__Problem set__:
A. In the thread about ECC memory and ZFS, what single promise does ZFS make, according to its final post?
B. Write a continuation of the thread about ECC memory and ZFS, picking up after its final post.

Modern RAM is believed, with much justification, to be reliable, and error-detecting RAM has largely fallen out of use for non-critical applications. By the mid-1990s, most DRAM had dropped parity checking as manufacturers felt confident that it was no longer necessary.
"The SDRAM and DDR modules that replaced the earlier types are usually available either without error-checking or with ECC (full correction, not just parity)."
The thing about ECC vs. non-ECC. If you don't have ECC, you don't know silent bit corruption is happening, and when it's finally (if it's ever) discovered, there's nothing that can be done. ECC (SECDED) keeps data safer than it would be otherwise.
ECC is necessary for anything real or important based on the financial cost of losing data. For everything else, it can be optional.
Plus, don't forget the security issues of bitsquatting and other attacks that are the real results of silent bitflips.
It’s a lot further than this though with unbuffered RAM, registered RAM in the mix affecting performance and such. Error detection and error correction are different and require different levels of parity codes. Standard RAM at one point (SIMMs in the 90s) detected errors but won’t ever correct them. ECC can detect more but error patterns and now correct error patterns up to so many bits.
The issues are more subtle beyond hardware though - your OS kernel has to understand the detection from the BIOS / EFI and if the motherboard manufacturer decided not to opt for wiring in the checksum fail signal you will run blind to data corruption that’s potentially really subtle on typical consumer hardware. With some BIOSes RAM failures result in a hard panic and will hard reboot the machine (the idea being a crash is better than continuing with an error).
For me, ECC (both UDIMM and RDIMM) today are so inexpensive it’s a no-brainer for builds for business.
Can't speak for the downvoters, but I think what beatgammit is saying is that, in cases where you care about data corruption in ZFS, you also care about data corruption in parts of the system that aren't ZFS. Like the memory maps of every piece of application software. Nothing about ZFS needs ECC, but the circumstances ZFS claims to protect against need ECC.
Exactly! You build a system with ZFS, because you need better defense against corruption, but without ECC, RAM will be the weak point in the system, so if you want the same level of guarantees, you need ECC, not because of ZFS.
How so? You have a file from source A acquired via network, external storage, disc, etc and you want to store it on a ZFS array. If the ram corrupts the file before ZFS can store it, then the destination checksum will not match the source checksum. In reverse, you load the file from ZFS and ram corrupts the data before transit, then the transmitted file's checksum will not match the source's checksum. In either event, a retry will likely solve the issue as its unlikely for the same exact bytes of physical memory to be used over and over again
> the destination checksum will not match the source checksum
There is no source checksum.
> transmitted file's checksum will not match the source's checksum
Most applications don't checksum their files when reading them.
> a retry will likely solve the issue
You can't retry; the only copy of the edited file is corrupt, and it's not possible to (automatically, in the general case) distinguish edits you made since loading the file out of ZFS from memory corruption that happened since loading the file out of ZFS.
No ZFS never protects against data in transit. It makes 1 promise, that the bytes written to disk will be the same bytes read from disk at a later point in time. ZFS can't be responsible for being given bad data. Corrupt data looks just as writable as normal data to a storage controller. The article I linked shows how even bad ram isn't damaging to the integrity of a properly configured ZFS file system.

__Recorded data__:
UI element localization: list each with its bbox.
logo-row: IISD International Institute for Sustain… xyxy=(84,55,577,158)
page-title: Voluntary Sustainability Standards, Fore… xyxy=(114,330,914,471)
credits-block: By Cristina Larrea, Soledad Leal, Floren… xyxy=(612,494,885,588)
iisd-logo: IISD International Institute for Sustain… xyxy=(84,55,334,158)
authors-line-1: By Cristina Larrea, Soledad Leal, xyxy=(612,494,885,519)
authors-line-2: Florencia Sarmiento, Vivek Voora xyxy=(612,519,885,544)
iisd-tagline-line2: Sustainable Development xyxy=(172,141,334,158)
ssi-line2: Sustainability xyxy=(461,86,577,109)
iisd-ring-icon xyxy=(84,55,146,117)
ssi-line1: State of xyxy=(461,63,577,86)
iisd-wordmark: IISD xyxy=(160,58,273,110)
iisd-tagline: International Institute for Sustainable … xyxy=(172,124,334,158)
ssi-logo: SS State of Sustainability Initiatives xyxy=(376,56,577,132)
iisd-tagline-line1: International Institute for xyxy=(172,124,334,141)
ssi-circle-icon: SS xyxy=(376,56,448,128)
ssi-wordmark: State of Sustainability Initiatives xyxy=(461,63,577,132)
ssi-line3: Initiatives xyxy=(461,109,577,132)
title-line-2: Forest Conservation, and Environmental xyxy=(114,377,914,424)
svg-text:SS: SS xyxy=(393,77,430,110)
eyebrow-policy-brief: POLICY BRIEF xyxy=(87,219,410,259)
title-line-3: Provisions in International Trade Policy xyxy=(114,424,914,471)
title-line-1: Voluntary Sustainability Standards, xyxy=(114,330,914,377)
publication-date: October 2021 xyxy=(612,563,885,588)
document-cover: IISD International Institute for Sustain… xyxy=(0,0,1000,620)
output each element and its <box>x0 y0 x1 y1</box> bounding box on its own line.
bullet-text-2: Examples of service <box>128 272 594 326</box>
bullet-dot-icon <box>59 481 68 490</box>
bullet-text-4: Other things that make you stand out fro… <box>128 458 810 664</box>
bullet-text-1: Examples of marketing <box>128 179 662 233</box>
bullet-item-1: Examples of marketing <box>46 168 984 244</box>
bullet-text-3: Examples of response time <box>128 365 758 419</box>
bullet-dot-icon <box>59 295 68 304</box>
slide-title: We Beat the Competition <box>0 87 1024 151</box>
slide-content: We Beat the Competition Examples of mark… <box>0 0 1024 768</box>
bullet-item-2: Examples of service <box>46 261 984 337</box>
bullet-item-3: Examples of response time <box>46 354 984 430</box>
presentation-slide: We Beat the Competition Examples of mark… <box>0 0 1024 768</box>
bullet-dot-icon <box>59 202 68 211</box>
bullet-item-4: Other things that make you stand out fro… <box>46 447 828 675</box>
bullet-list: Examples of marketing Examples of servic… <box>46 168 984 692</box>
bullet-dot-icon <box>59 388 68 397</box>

__Answers given__:
A. That the bytes written to disk will be the same bytes read from disk at a later point in time.

B.
1. ZFS is heavy on memory, vastly increasing the odds that a failure will happen during filesystem operations. This is something many learnt while both encrypting their drives and overclocking their CPU. Encrypting your drives makes the CPU spend orders of magnitude more time processing filesystem data, and if an error is about to happen it is orders of magnitudes more likely you will have corrupt data because of it. Same goes with memory.
2. If an error occurs on ZFS the consequences are worse, because there are very limited recovery-tools available for ZFS. The official checkdisk is "just restore from tape, it's quicker than fsck anyway". Very enterprise oriented.
Now you might be okay with the above. But the risk is greater and the potential consequences are worse. Not because of ZFS being special, but because of the way it makes use of your hardware.
Also keep in mind that a lot of people pick ZFS to reduce potential corruption so the addition of ECC is par for the course.
this is cool, but I have to wonder how much of this is ZFS and how much is the hardware. don’t get me wrong: it’s impressive, but to make the claims about ZFS you need to have a scientific approach that would involve a control group, various types of motherboards, memories, power supplies, etc + thorough reproducibility of the conditions.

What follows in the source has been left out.